- _Instructies opdracht_:
Orden alle regels van het materiaal hieronder als een genummerde lijst. Sla lege regels over.

- _Getoond materiaal_:
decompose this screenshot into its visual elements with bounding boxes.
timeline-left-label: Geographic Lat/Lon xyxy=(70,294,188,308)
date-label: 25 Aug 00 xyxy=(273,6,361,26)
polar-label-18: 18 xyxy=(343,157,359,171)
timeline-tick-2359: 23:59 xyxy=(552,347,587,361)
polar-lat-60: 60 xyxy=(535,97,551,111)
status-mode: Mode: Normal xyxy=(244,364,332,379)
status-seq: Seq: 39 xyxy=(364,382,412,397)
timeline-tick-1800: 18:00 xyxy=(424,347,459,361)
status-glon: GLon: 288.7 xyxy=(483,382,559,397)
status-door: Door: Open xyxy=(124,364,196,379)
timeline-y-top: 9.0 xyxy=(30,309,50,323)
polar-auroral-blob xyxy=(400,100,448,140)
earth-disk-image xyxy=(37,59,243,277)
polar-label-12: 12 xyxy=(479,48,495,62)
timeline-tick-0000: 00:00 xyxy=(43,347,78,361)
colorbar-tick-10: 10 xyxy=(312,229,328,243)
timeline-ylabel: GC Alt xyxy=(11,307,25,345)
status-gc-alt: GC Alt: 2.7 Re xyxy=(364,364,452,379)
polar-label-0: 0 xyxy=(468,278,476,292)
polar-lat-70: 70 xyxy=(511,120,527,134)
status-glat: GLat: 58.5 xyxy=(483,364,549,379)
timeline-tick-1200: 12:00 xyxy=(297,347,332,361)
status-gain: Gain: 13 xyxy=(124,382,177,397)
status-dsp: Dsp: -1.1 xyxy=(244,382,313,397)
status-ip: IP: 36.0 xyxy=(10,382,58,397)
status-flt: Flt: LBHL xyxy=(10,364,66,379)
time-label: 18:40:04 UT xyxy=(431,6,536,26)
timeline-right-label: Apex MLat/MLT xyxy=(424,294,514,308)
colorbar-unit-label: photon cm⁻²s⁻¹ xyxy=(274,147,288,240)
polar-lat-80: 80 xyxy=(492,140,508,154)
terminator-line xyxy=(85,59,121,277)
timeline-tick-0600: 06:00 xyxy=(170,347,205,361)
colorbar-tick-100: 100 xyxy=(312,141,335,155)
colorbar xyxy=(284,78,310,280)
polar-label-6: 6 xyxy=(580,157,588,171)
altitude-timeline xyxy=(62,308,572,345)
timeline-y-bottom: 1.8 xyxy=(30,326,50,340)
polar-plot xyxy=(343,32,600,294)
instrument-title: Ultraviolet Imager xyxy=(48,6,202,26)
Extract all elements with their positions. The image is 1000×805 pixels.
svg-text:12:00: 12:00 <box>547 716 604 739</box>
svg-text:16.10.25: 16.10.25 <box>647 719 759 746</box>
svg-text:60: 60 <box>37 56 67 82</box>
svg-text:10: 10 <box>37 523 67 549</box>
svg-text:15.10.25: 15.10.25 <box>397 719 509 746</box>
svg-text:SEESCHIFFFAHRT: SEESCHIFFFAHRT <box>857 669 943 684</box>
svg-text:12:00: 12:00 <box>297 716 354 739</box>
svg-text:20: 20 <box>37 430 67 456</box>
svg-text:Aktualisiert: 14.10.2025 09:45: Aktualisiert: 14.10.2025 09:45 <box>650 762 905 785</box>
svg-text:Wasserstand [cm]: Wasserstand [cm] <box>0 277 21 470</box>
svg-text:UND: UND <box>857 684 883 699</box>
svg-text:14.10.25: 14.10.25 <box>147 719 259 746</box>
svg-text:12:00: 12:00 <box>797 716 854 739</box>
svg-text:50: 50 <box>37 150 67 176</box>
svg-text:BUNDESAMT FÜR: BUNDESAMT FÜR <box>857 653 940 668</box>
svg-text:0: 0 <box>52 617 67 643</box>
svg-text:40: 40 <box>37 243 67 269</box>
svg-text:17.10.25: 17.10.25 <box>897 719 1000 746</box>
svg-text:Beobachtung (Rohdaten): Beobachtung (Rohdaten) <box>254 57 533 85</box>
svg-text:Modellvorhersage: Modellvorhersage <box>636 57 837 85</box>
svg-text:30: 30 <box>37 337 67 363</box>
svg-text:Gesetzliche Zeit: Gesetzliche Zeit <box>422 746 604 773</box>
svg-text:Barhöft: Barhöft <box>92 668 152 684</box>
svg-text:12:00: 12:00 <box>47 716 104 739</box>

- _Resultaat oefening_:
1. decompose this screenshot into its visual elements with bounding boxes.
2. timeline-left-label: Geographic Lat/Lon xyxy=(70,294,188,308)
3. date-label: 25 Aug 00 xyxy=(273,6,361,26)
4. polar-label-18: 18 xyxy=(343,157,359,171)
5. timeline-tick-2359: 23:59 xyxy=(552,347,587,361)
6. polar-lat-60: 60 xyxy=(535,97,551,111)
7. status-mode: Mode: Normal xyxy=(244,364,332,379)
8. status-seq: Seq: 39 xyxy=(364,382,412,397)
9. timeline-tick-1800: 18:00 xyxy=(424,347,459,361)
10. status-glon: GLon: 288.7 xyxy=(483,382,559,397)
11. status-door: Door: Open xyxy=(124,364,196,379)
12. timeline-y-top: 9.0 xyxy=(30,309,50,323)
13. polar-auroral-blob xyxy=(400,100,448,140)
14. earth-disk-image xyxy=(37,59,243,277)
15. polar-label-12: 12 xyxy=(479,48,495,62)
16. timeline-tick-0000: 00:00 xyxy=(43,347,78,361)
17. colorbar-tick-10: 10 xyxy=(312,229,328,243)
18. timeline-ylabel: GC Alt xyxy=(11,307,25,345)
19. status-gc-alt: GC Alt: 2.7 Re xyxy=(364,364,452,379)
20. polar-label-0: 0 xyxy=(468,278,476,292)
21. polar-lat-70: 70 xyxy=(511,120,527,134)
22. status-glat: GLat: 58.5 xyxy=(483,364,549,379)
23. timeline-tick-1200: 12:00 xyxy=(297,347,332,361)
24. status-gain: Gain: 13 xyxy=(124,382,177,397)
25. status-dsp: Dsp: -1.1 xyxy=(244,382,313,397)
26. status-ip: IP: 36.0 xyxy=(10,382,58,397)
27. status-flt: Flt: LBHL xyxy=(10,364,66,379)
28. time-label: 18:40:04 UT xyxy=(431,6,536,26)
29. timeline-right-label: Apex MLat/MLT xyxy=(424,294,514,308)
30. colorbar-unit-label: photon cm⁻²s⁻¹ xyxy=(274,147,288,240)
31. polar-lat-80: 80 xyxy=(492,140,508,154)
32. terminator-line xyxy=(85,59,121,277)
33. timeline-tick-0600: 06:00 xyxy=(170,347,205,361)
34. colorbar-tick-100: 100 xyxy=(312,141,335,155)
35. colorbar xyxy=(284,78,310,280)
36. polar-label-6: 6 xyxy=(580,157,588,171)
37. altitude-timeline xyxy=(62,308,572,345)
38. timeline-y-bottom: 1.8 xyxy=(30,326,50,340)
39. polar-plot xyxy=(343,32,600,294)
40. instrument-title: Ultraviolet Imager xyxy=(48,6,202,26)
41. Extract all elements with their positions. The image is 1000×805 pixels.
42. svg-text:12:00: 12:00 <box>547 716 604 739</box>
43. svg-text:16.10.25: 16.10.25 <box>647 719 759 746</box>
44. svg-text:60: 60 <box>37 56 67 82</box>
45. svg-text:10: 10 <box>37 523 67 549</box>
46. svg-text:15.10.25: 15.10.25 <box>397 719 509 746</box>
47. svg-text:SEESCHIFFFAHRT: SEESCHIFFFAHRT <box>857 669 943 684</box>
48. svg-text:12:00: 12:00 <box>297 716 354 739</box>
49. svg-text:20: 20 <box>37 430 67 456</box>
50. svg-text:Aktualisiert: 14.10.2025 09:45: Aktualisiert: 14.10.2025 09:45 <box>650 762 905 785</box>
51. svg-text:Wasserstand [cm]: Wasserstand [cm] <box>0 277 21 470</box>
52. svg-text:UND: UND <box>857 684 883 699</box>
53. svg-text:14.10.25: 14.10.25 <box>147 719 259 746</box>
54. svg-text:12:00: 12:00 <box>797 716 854 739</box>
55. svg-text:50: 50 <box>37 150 67 176</box>
56. svg-text:BUNDESAMT FÜR: BUNDESAMT FÜR <box>857 653 940 668</box>
57. svg-text:0: 0 <box>52 617 67 643</box>
58. svg-text:40: 40 <box>37 243 67 269</box>
59. svg-text:17.10.25: 17.10.25 <box>897 719 1000 746</box>
60. svg-text:Beobachtung (Rohdaten): Beobachtung (Rohdaten) <box>254 57 533 85</box>
61. svg-text:Modellvorhersage: Modellvorhersage <box>636 57 837 85</box>
62. svg-text:30: 30 <box>37 337 67 363</box>
63. svg-text:Gesetzliche Zeit: Gesetzliche Zeit <box>422 746 604 773</box>
64. svg-text:Barhöft: Barhöft <box>92 668 152 684</box>
65. svg-text:12:00: 12:00 <box>47 716 104 739</box>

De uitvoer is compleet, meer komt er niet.